# START OF Provided data

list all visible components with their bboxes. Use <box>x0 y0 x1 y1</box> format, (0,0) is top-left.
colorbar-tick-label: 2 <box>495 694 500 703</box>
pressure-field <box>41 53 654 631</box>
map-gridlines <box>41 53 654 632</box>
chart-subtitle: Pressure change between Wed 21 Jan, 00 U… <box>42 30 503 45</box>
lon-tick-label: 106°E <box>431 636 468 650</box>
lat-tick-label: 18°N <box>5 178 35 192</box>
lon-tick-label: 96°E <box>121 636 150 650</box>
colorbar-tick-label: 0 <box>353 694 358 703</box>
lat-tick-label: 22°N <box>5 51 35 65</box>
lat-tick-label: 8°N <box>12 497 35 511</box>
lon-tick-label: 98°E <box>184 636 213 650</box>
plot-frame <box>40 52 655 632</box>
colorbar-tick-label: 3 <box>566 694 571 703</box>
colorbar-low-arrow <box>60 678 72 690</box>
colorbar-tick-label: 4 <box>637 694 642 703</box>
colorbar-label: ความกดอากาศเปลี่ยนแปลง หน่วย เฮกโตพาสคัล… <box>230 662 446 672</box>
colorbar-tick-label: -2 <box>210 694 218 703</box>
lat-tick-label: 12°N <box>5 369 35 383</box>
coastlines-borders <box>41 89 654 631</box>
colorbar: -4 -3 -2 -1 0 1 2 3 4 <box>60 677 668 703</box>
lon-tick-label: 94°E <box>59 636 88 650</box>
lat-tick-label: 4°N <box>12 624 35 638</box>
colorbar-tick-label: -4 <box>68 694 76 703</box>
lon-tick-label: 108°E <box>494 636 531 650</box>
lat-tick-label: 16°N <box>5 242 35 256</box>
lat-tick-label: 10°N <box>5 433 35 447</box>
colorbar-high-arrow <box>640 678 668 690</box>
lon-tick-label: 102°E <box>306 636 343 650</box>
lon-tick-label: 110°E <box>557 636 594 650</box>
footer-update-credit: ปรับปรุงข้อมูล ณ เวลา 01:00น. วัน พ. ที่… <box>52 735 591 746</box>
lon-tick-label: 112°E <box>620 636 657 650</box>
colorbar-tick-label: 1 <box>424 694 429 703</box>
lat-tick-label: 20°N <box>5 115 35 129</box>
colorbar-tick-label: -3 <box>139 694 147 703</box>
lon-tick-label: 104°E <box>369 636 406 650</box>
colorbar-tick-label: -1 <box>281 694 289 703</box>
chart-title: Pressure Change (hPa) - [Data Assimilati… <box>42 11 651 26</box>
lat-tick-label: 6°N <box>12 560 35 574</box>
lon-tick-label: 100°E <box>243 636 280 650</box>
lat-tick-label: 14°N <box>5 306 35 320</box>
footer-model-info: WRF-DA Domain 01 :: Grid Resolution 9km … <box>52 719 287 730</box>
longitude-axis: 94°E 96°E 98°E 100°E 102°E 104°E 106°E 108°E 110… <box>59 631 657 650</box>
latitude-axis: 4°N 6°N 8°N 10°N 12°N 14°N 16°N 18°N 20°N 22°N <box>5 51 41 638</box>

# END OF Provided data

Convert the material above into a JSON array of strings, one string per line, skipping any blank lines.

• Solved problem:
[
  "list all visible components with their bboxes. Use <box>x0 y0 x1 y1</box> format, (0,0) is top-left.",
  "colorbar-tick-label: 2 <box>495 694 500 703</box>",
  "pressure-field <box>41 53 654 631</box>",
  "map-gridlines <box>41 53 654 632</box>",
  "chart-subtitle: Pressure change between Wed 21 Jan, 00 U… <box>42 30 503 45</box>",
  "lon-tick-label: 106°E <box>431 636 468 650</box>",
  "lat-tick-label: 18°N <box>5 178 35 192</box>",
  "lon-tick-label: 96°E <box>121 636 150 650</box>",
  "colorbar-tick-label: 0 <box>353 694 358 703</box>",
  "lat-tick-label: 22°N <box>5 51 35 65</box>",
  "lat-tick-label: 8°N <box>12 497 35 511</box>",
  "lon-tick-label: 98°E <box>184 636 213 650</box>",
  "plot-frame <box>40 52 655 632</box>",
  "colorbar-tick-label: 3 <box>566 694 571 703</box>",
  "colorbar-low-arrow <box>60 678 72 690</box>",
  "colorbar-tick-label: 4 <box>637 694 642 703</box>",
  "colorbar-label: ความกดอากาศเปลี่ยนแปลง หน่วย เฮกโตพาสคัล… <box>230 662 446 672</box>",
  "colorbar-tick-label: -2 <box>210 694 218 703</box>",
  "lat-tick-label: 12°N <box>5 369 35 383</box>",
  "coastlines-borders <box>41 89 654 631</box>",
  "colorbar: -4 -3 -2 -1 0 1 2 3 4 <box>60 677 668 703</box>",
  "lon-tick-label: 94°E <box>59 636 88 650</box>",
  "lat-tick-label: 4°N <box>12 624 35 638</box>",
  "colorbar-tick-label: -4 <box>68 694 76 703</box>",
  "lon-tick-label: 108°E <box>494 636 531 650</box>",
  "lat-tick-label: 16°N <box>5 242 35 256</box>",
  "lat-tick-label: 10°N <box>5 433 35 447</box>",
  "colorbar-high-arrow <box>640 678 668 690</box>",
  "lon-tick-label: 102°E <box>306 636 343 650</box>",
  "lon-tick-label: 110°E <box>557 636 594 650</box>",
  "footer-update-credit: ปรับปรุงข้อมูล ณ เวลา 01:00น. วัน พ. ที่… <box>52 735 591 746</box>",
  "lon-tick-label: 112°E <box>620 636 657 650</box>",
  "colorbar-tick-label: 1 <box>424 694 429 703</box>",
  "lat-tick-label: 20°N <box>5 115 35 129</box>",
  "colorbar-tick-label: -3 <box>139 694 147 703</box>",
  "lon-tick-label: 104°E <box>369 636 406 650</box>",
  "colorbar-tick-label: -1 <box>281 694 289 703</box>",
  "chart-title: Pressure Change (hPa) - [Data Assimilati… <box>42 11 651 26</box>",
  "lat-tick-label: 6°N <box>12 560 35 574</box>",
  "lon-tick-label: 100°E <box>243 636 280 650</box>",
  "lat-tick-label: 14°N <box>5 306 35 320</box>",
  "footer-model-info: WRF-DA Domain 01 :: Grid Resolution 9km … <box>52 719 287 730</box>",
  "longitude-axis: 94°E 96°E 98°E 100°E 102°E 104°E 106°E 108°E 110… <box>59 631 657 650</box>",
  "latitude-axis: 4°N 6°N 8°N 10°N 12°N 14°N 16°N 18°N 20°N 22°N <box>5 51 41 638</box>"
]